→ **Task to carry out**
What is the number of lines containing the word "METRIC"? Please answer with that number and nothing more.

Saved entries:
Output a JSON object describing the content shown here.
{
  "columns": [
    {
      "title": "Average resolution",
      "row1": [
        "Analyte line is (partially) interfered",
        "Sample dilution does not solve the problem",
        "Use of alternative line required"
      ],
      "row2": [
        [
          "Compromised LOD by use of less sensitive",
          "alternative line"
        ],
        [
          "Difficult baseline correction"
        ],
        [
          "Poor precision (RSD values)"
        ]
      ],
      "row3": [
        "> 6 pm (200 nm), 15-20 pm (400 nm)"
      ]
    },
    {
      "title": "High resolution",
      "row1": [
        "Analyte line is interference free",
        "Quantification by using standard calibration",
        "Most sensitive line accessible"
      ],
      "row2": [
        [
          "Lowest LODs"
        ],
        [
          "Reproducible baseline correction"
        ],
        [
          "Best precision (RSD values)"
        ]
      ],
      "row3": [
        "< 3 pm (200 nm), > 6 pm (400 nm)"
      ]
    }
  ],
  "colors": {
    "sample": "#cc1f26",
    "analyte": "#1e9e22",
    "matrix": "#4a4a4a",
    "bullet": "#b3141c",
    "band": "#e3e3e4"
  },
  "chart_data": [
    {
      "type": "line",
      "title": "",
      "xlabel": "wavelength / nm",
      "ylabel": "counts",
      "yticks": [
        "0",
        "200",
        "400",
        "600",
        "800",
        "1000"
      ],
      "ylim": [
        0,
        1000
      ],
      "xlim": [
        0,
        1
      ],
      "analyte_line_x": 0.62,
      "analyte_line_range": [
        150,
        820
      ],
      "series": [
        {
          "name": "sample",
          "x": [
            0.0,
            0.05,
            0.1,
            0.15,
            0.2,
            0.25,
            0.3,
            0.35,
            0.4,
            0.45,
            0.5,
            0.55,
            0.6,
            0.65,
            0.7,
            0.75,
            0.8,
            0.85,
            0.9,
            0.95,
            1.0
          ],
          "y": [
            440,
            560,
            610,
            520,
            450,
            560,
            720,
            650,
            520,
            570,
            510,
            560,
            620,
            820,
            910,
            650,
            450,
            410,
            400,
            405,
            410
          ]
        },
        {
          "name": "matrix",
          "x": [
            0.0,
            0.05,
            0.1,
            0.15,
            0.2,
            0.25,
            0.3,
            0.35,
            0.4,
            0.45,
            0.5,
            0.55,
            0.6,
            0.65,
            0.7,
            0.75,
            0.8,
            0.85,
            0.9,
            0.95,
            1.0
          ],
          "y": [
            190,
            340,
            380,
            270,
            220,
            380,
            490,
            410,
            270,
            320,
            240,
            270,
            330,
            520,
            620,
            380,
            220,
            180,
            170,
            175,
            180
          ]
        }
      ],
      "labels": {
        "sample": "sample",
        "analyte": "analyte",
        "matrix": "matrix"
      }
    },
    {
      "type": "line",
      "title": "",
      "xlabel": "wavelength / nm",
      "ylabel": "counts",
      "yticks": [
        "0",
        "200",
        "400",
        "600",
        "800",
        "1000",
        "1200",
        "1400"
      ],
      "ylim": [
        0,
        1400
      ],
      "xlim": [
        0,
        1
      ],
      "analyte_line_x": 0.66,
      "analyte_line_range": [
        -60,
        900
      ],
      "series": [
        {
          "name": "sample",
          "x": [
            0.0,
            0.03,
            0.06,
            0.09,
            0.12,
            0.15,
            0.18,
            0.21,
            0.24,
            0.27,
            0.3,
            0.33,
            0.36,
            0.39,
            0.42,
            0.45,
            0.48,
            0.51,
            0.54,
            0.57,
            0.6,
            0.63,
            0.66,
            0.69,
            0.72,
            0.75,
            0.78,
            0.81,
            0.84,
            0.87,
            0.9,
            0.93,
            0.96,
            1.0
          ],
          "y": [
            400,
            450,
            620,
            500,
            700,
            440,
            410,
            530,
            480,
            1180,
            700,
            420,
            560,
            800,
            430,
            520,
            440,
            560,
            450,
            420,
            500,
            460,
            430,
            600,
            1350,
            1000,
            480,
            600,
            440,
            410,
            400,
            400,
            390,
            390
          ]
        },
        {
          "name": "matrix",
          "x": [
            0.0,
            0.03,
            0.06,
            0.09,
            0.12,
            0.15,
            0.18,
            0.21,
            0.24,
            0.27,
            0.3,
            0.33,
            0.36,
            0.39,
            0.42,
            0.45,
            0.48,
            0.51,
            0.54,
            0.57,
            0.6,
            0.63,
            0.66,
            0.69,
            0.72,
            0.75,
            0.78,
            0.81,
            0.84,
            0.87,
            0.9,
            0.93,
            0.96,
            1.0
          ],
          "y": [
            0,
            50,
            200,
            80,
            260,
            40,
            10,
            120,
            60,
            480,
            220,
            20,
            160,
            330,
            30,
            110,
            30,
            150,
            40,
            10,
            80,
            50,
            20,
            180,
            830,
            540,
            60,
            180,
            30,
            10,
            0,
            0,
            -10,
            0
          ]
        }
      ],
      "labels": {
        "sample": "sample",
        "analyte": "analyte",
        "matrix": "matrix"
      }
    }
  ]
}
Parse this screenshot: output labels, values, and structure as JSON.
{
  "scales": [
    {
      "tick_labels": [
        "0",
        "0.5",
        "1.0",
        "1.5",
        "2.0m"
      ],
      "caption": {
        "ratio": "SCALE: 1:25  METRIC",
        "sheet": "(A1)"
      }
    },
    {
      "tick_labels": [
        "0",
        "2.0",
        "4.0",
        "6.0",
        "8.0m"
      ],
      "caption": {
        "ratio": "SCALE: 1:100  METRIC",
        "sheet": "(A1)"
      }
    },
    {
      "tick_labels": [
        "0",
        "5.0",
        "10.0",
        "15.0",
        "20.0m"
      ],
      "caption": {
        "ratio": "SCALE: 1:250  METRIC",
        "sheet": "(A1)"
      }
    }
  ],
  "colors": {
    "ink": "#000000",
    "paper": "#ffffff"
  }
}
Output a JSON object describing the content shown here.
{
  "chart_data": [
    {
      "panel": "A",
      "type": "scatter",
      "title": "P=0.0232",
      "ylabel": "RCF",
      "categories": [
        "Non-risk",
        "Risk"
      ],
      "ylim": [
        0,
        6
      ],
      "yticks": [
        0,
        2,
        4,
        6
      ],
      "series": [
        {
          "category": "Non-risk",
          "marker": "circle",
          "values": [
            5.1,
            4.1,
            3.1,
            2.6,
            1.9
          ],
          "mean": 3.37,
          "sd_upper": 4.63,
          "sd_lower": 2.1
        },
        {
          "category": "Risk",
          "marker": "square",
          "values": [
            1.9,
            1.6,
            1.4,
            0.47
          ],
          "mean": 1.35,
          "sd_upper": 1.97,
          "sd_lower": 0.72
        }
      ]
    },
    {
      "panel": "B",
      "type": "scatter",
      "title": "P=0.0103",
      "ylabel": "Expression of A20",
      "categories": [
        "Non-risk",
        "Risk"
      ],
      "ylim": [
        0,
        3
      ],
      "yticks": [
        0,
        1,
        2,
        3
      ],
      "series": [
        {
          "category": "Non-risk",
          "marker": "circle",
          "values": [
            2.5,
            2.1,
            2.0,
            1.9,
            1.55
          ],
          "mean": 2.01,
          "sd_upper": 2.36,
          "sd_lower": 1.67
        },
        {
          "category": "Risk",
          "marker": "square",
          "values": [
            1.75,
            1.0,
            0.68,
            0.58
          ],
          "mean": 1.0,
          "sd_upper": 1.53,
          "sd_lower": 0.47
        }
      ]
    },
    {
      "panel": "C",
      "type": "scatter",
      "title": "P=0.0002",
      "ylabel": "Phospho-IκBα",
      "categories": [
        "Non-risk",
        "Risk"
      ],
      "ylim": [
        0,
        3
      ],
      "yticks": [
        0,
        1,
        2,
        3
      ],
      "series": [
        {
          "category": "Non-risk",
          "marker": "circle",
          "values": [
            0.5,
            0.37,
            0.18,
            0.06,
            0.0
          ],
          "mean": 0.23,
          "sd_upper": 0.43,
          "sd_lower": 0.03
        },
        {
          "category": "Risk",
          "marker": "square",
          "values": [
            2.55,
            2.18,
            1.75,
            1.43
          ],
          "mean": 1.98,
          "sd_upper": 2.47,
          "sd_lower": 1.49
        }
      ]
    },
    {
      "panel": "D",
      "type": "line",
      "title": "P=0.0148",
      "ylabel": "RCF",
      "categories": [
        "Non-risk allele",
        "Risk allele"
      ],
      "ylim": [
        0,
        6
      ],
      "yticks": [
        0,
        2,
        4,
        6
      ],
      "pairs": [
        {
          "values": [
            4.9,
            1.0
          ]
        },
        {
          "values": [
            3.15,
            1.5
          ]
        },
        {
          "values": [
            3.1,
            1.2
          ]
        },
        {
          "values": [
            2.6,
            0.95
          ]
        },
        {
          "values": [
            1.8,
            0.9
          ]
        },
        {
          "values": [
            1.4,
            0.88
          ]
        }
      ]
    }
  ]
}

→ **Exercise answer**
3